* Challenge
In the following material, identify every line holding the string "shown" and return it.

* Exercise materials

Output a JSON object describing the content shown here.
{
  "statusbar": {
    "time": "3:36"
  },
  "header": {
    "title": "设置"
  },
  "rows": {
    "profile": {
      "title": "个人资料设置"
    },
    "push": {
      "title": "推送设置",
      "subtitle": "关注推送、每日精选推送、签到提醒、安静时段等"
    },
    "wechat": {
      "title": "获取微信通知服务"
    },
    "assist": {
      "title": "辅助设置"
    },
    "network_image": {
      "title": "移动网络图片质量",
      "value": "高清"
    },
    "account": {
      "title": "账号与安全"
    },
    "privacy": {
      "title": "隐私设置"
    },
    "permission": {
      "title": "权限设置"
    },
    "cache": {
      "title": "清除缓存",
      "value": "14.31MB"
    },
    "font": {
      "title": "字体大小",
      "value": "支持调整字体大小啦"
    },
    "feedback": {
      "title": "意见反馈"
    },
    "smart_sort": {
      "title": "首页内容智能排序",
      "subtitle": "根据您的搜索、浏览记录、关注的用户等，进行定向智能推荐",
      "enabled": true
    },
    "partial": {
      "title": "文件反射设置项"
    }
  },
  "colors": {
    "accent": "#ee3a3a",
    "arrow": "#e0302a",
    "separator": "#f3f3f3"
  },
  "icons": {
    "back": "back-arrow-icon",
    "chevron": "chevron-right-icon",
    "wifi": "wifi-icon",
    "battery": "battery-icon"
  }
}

...

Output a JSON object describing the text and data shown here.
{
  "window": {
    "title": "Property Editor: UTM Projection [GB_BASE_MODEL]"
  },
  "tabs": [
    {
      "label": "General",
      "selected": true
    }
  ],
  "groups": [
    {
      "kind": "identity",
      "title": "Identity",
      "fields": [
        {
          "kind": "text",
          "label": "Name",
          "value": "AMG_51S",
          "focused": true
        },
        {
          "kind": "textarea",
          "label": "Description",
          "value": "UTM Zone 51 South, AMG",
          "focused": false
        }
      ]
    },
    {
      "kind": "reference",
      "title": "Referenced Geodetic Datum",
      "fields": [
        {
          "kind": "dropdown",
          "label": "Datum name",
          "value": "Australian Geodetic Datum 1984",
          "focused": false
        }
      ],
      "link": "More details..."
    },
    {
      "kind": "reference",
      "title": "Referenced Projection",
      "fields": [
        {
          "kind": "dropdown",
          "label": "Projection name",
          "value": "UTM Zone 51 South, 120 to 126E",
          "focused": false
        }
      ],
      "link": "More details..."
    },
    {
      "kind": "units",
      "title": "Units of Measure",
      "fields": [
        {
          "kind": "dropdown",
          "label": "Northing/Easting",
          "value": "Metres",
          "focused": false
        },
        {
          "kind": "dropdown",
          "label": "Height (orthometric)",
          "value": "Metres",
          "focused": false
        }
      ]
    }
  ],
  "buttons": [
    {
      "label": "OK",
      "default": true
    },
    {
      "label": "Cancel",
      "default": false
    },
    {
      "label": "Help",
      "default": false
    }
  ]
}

* Reply to the exercise
Output a JSON object describing the content shown here.
Output a JSON object describing the text and data shown here.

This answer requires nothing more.